* [Information shown]
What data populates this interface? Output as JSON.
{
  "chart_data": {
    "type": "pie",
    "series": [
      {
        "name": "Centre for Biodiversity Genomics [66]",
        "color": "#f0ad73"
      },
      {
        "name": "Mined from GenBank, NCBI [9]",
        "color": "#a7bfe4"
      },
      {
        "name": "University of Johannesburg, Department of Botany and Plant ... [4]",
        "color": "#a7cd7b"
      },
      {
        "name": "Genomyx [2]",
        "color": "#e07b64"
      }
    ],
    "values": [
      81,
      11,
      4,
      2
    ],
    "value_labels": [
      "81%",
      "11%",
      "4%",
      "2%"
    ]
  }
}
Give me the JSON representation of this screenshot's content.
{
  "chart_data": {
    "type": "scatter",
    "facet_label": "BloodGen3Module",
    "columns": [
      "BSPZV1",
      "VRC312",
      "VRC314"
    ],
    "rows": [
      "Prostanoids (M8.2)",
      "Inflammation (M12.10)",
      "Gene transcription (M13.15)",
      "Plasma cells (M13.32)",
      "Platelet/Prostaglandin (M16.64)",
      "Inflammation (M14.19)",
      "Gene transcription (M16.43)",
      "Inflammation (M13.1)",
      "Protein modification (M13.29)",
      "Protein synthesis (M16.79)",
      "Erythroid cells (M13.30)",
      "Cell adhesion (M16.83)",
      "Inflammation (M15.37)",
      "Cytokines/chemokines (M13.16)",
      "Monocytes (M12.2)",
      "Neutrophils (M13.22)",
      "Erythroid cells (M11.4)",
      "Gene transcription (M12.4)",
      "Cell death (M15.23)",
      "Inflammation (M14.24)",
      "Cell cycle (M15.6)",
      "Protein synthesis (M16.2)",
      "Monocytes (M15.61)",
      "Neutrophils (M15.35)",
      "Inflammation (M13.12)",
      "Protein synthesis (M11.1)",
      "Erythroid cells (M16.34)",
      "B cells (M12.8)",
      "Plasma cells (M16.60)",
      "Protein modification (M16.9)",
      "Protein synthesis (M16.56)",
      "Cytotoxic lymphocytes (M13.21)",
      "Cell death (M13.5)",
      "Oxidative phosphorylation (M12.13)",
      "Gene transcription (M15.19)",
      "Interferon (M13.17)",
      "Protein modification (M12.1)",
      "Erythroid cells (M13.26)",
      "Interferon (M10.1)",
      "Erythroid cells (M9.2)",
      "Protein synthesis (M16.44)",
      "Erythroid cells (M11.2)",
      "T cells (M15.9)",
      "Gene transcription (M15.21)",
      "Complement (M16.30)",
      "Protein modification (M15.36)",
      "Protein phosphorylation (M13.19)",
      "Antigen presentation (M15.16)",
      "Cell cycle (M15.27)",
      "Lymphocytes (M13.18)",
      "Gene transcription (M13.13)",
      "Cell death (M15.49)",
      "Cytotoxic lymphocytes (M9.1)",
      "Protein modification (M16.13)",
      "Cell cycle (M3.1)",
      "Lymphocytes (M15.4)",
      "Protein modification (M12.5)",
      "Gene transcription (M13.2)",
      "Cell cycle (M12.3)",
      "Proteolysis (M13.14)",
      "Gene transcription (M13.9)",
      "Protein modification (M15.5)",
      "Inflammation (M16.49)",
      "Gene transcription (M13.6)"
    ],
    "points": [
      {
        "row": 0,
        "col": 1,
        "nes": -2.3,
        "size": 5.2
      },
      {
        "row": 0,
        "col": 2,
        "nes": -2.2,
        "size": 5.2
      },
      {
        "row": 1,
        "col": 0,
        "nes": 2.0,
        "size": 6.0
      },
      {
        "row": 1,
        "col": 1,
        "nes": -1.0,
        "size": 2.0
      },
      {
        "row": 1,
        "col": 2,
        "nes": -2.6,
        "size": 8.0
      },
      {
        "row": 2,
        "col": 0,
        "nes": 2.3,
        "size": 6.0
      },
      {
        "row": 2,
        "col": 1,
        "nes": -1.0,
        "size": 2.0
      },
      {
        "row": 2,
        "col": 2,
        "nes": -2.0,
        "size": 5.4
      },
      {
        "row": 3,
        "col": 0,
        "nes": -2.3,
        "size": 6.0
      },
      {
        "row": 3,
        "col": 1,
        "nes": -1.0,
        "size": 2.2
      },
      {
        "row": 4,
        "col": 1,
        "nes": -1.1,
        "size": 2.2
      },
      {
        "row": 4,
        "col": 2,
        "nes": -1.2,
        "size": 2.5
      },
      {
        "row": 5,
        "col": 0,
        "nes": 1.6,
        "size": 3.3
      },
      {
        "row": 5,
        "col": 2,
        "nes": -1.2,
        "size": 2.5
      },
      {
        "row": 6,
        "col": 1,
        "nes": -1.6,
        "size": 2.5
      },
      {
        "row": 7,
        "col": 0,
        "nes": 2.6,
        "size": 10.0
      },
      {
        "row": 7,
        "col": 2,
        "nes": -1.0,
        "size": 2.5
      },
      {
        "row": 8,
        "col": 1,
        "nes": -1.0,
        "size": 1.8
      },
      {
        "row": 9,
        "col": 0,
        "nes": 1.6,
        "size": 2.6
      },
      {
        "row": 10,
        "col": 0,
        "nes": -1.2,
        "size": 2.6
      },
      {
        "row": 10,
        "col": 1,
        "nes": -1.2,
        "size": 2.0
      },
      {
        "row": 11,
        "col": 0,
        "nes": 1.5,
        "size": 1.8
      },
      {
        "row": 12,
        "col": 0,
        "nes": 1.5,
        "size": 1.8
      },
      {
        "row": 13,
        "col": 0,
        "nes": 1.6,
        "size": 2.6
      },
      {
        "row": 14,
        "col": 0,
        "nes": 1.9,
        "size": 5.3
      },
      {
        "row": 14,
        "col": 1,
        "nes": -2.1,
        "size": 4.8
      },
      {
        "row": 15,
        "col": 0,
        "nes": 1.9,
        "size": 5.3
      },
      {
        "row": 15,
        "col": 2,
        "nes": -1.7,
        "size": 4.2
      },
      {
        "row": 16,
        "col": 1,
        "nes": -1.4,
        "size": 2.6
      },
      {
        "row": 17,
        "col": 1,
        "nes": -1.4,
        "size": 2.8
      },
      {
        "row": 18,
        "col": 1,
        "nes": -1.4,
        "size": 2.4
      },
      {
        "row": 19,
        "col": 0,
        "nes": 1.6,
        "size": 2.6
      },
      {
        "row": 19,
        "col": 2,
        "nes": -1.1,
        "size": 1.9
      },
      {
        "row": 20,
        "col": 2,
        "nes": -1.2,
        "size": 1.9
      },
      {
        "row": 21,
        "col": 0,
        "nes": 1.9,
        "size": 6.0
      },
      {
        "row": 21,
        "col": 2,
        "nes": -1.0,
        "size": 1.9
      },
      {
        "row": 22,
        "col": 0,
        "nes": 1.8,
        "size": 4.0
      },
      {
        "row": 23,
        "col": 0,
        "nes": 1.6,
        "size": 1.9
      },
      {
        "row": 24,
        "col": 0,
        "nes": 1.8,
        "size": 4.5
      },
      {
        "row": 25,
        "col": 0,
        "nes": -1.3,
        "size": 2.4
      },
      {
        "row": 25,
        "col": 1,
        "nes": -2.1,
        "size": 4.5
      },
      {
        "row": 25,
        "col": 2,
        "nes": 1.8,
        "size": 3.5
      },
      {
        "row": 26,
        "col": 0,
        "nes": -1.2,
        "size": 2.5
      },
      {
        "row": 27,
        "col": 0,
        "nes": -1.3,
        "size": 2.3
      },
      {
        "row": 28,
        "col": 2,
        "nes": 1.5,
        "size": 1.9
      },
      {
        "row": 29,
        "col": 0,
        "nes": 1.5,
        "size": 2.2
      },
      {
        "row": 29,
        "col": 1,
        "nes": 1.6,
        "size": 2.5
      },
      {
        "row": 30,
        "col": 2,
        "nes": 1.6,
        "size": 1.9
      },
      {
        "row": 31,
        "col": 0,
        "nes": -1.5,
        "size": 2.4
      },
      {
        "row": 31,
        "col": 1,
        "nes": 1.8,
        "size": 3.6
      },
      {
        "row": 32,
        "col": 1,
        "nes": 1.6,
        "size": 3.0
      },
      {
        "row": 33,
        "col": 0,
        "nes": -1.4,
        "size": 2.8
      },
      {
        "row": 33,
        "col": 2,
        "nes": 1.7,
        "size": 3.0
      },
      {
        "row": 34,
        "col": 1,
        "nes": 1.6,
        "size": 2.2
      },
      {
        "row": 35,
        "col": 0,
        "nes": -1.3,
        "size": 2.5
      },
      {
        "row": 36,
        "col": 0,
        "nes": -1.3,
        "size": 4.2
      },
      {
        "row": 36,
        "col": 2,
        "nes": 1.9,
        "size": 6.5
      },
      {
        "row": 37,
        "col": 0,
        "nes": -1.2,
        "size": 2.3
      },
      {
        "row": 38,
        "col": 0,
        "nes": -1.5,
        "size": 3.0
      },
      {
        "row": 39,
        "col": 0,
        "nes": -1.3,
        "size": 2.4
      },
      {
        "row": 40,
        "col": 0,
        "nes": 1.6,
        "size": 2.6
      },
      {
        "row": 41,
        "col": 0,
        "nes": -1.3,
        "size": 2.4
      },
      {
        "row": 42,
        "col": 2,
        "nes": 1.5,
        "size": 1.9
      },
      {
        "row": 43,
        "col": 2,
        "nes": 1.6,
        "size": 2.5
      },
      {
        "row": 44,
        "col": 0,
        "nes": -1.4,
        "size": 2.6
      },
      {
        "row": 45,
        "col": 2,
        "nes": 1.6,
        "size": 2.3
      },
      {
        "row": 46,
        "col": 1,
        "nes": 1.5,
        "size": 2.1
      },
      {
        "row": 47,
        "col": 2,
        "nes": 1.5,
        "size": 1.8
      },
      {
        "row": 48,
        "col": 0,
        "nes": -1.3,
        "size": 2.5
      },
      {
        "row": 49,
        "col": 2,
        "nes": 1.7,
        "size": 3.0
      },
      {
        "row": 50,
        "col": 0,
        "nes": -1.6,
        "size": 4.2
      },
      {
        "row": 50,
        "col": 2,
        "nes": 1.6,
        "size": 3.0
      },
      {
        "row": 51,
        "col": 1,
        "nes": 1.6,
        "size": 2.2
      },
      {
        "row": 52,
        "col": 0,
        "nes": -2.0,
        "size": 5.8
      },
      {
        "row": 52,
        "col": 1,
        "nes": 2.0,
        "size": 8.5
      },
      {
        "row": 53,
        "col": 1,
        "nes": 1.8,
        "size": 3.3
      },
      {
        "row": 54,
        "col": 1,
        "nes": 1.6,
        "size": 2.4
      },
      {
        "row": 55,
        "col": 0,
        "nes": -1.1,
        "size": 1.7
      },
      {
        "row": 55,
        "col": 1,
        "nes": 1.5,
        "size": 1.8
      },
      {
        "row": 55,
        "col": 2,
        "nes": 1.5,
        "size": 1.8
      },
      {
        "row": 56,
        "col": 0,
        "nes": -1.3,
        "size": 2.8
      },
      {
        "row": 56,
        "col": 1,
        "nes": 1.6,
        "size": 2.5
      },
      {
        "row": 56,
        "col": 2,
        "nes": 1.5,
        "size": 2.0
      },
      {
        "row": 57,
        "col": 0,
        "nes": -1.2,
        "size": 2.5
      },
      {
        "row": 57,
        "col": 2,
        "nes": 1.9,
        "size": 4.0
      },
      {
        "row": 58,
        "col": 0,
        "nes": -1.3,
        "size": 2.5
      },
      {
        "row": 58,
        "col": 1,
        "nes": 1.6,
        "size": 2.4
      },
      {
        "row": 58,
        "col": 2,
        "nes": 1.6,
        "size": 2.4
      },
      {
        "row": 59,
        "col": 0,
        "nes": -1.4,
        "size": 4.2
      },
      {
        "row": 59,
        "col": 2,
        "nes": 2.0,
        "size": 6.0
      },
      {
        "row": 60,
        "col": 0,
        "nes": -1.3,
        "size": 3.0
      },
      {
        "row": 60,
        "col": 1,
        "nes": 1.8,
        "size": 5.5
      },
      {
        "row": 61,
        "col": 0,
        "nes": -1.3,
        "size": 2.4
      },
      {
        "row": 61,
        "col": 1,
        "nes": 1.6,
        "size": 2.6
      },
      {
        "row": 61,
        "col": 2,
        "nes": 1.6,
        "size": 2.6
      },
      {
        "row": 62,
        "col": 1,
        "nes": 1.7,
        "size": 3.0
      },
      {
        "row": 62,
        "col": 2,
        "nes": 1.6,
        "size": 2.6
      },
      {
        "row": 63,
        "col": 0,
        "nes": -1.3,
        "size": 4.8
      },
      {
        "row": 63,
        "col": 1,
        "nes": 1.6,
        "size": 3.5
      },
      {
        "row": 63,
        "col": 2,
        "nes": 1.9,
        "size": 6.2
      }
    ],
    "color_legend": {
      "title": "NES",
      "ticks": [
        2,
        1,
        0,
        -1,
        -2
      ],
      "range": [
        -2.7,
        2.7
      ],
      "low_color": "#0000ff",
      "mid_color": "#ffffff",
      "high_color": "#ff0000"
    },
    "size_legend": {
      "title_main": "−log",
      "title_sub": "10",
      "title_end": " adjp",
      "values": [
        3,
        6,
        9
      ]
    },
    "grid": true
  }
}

* [What to do] Could you count the lines in the material above that include the word "modification"? Give the count alone.

* [Exercise result] 7